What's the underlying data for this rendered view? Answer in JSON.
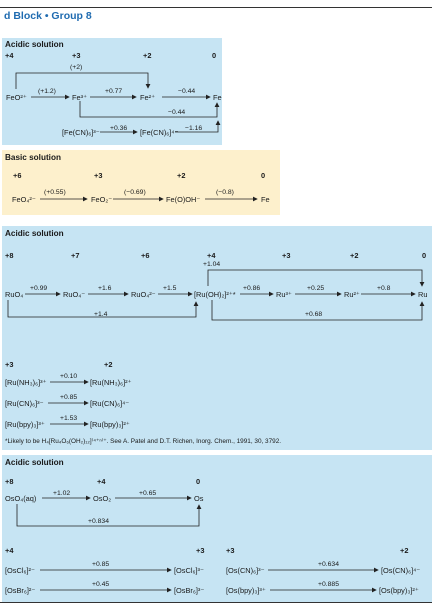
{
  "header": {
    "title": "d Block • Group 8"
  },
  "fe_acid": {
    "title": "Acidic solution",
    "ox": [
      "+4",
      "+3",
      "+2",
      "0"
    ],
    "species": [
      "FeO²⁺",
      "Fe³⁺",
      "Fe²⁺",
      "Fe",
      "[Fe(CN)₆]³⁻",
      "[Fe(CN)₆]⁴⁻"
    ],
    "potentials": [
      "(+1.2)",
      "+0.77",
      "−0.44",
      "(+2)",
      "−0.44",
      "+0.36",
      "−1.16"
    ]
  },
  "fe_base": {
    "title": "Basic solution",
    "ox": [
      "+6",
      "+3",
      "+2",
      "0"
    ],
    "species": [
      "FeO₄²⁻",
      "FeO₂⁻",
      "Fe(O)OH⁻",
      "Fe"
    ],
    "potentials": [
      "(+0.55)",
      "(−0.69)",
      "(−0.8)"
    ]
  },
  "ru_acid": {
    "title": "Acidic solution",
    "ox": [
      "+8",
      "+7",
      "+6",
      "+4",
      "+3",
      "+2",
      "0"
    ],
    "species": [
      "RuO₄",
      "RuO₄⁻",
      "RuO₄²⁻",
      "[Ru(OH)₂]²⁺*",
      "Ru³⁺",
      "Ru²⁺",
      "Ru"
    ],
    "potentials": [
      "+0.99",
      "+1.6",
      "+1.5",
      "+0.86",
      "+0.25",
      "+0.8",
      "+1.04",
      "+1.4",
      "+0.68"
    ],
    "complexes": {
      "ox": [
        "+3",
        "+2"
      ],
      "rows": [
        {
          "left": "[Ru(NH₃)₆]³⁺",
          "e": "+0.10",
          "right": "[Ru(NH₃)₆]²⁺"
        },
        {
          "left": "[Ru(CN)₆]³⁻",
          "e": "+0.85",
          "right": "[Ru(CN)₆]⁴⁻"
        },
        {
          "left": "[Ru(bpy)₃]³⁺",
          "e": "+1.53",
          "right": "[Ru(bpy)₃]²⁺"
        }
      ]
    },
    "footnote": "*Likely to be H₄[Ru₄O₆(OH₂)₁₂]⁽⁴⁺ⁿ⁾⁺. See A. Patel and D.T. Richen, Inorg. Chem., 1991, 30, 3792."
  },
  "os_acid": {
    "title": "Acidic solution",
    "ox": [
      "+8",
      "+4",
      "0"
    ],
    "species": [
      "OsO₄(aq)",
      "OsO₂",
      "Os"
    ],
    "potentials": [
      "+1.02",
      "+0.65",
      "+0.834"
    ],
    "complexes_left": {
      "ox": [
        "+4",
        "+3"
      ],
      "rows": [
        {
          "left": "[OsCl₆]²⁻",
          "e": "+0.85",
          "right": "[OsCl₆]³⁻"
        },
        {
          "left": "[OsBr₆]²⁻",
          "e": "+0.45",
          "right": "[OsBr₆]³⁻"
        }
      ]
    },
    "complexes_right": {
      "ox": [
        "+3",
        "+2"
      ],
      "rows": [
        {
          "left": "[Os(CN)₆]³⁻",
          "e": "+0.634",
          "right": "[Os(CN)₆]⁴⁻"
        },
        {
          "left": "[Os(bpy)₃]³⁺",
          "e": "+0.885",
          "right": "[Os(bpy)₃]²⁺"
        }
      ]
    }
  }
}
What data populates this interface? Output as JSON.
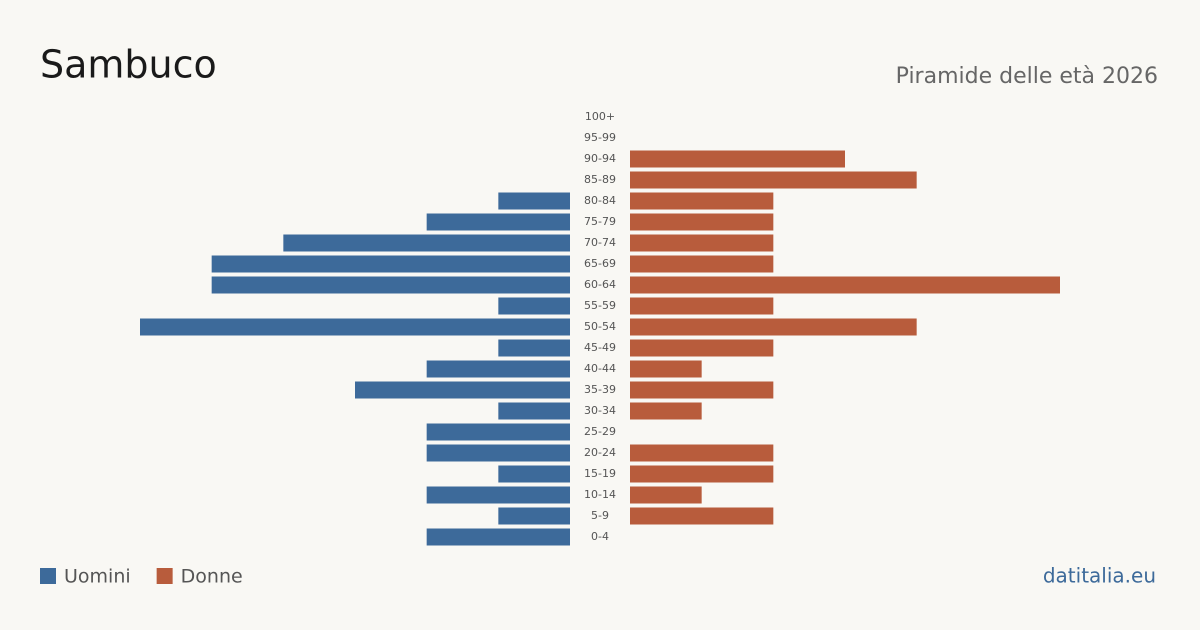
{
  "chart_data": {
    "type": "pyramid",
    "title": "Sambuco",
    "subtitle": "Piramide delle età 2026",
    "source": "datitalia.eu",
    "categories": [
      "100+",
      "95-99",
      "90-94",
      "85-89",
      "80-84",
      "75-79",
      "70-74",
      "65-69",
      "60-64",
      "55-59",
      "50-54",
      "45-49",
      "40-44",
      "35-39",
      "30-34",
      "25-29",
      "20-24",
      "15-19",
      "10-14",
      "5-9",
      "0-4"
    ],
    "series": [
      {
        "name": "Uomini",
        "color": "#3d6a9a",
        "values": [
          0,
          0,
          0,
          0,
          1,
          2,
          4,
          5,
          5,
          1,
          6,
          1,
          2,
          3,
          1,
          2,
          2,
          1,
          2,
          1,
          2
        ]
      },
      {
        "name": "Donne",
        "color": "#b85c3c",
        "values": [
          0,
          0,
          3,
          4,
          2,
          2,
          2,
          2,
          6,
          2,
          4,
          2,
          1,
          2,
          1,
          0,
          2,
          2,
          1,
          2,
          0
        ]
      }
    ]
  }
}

◇ ◇ ◇ ◇ ◇

§ **Task brief**:
Strip out the images, then output the records above word for word.

§ **Solution**:
What's the underlying data for this rendered view? Answer in JSON.
{
  "header": {
    "title": "d Block • Group 8"
  },
  "fe_acid": {
    "title": "Acidic solution",
    "ox": [
      "+4",
      "+3",
      "+2",
      "0"
    ],
    "species": [
      "FeO²⁺",
      "Fe³⁺",
      "Fe²⁺",
      "Fe",
      "[Fe(CN)₆]³⁻",
      "[Fe(CN)₆]⁴⁻"
    ],
    "potentials": [
      "(+1.2)",
      "+0.77",
      "−0.44",
      "(+2)",
      "−0.44",
      "+0.36",
      "−1.16"
    ]
  },
  "fe_base": {
    "title": "Basic solution",
    "ox": [
      "+6",
      "+3",
      "+2",
      "0"
    ],
    "species": [
      "FeO₄²⁻",
      "FeO₂⁻",
      "Fe(O)OH⁻",
      "Fe"
    ],
    "potentials": [
      "(+0.55)",
      "(−0.69)",
      "(−0.8)"
    ]
  },
  "ru_acid": {
    "title": "Acidic solution",
    "ox": [
      "+8",
      "+7",
      "+6",
      "+4",
      "+3",
      "+2",
      "0"
    ],
    "species": [
      "RuO₄",
      "RuO₄⁻",
      "RuO₄²⁻",
      "[Ru(OH)₂]²⁺*",
      "Ru³⁺",
      "Ru²⁺",
      "Ru"
    ],
    "potentials": [
      "+0.99",
      "+1.6",
      "+1.5",
      "+0.86",
      "+0.25",
      "+0.8",
      "+1.04",
      "+1.4",
      "+0.68"
    ],
    "complexes": {
      "ox": [
        "+3",
        "+2"
      ],
      "rows": [
        {
          "left": "[Ru(NH₃)₆]³⁺",
          "e": "+0.10",
          "right": "[Ru(NH₃)₆]²⁺"
        },
        {
          "left": "[Ru(CN)₆]³⁻",
          "e": "+0.85",
          "right": "[Ru(CN)₆]⁴⁻"
        },
        {
          "left": "[Ru(bpy)₃]³⁺",
          "e": "+1.53",
          "right": "[Ru(bpy)₃]²⁺"
        }
      ]
    },
    "footnote": "*Likely to be H₄[Ru₄O₆(OH₂)₁₂]⁽⁴⁺ⁿ⁾⁺. See A. Patel and D.T. Richen, Inorg. Chem., 1991, 30, 3792."
  },
  "os_acid": {
    "title": "Acidic solution",
    "ox": [
      "+8",
      "+4",
      "0"
    ],
    "species": [
      "OsO₄(aq)",
      "OsO₂",
      "Os"
    ],
    "potentials": [
      "+1.02",
      "+0.65",
      "+0.834"
    ],
    "complexes_left": {
      "ox": [
        "+4",
        "+3"
      ],
      "rows": [
        {
          "left": "[OsCl₆]²⁻",
          "e": "+0.85",
          "right": "[OsCl₆]³⁻"
        },
        {
          "left": "[OsBr₆]²⁻",
          "e": "+0.45",
          "right": "[OsBr₆]³⁻"
        }
      ]
    },
    "complexes_right": {
      "ox": [
        "+3",
        "+2"
      ],
      "rows": [
        {
          "left": "[Os(CN)₆]³⁻",
          "e": "+0.634",
          "right": "[Os(CN)₆]⁴⁻"
        },
        {
          "left": "[Os(bpy)₃]³⁺",
          "e": "+0.885",
          "right": "[Os(bpy)₃]²⁺"
        }
      ]
    }
  }
}
What data populates this interface? Output as JSON.
{
  "chart_data": {
    "type": "pyramid",
    "title": "Sambuco",
    "subtitle": "Piramide delle età 2026",
    "source": "datitalia.eu",
    "categories": [
      "100+",
      "95-99",
      "90-94",
      "85-89",
      "80-84",
      "75-79",
      "70-74",
      "65-69",
      "60-64",
      "55-59",
      "50-54",
      "45-49",
      "40-44",
      "35-39",
      "30-34",
      "25-29",
      "20-24",
      "15-19",
      "10-14",
      "5-9",
      "0-4"
    ],
    "series": [
      {
        "name": "Uomini",
        "color": "#3d6a9a",
        "values": [
          0,
          0,
          0,
          0,
          1,
          2,
          4,
          5,
          5,
          1,
          6,
          1,
          2,
          3,
          1,
          2,
          2,
          1,
          2,
          1,
          2
        ]
      },
      {
        "name": "Donne",
        "color": "#b85c3c",
        "values": [
          0,
          0,
          3,
          4,
          2,
          2,
          2,
          2,
          6,
          2,
          4,
          2,
          1,
          2,
          1,
          0,
          2,
          2,
          1,
          2,
          0
        ]
      }
    ]
  }
}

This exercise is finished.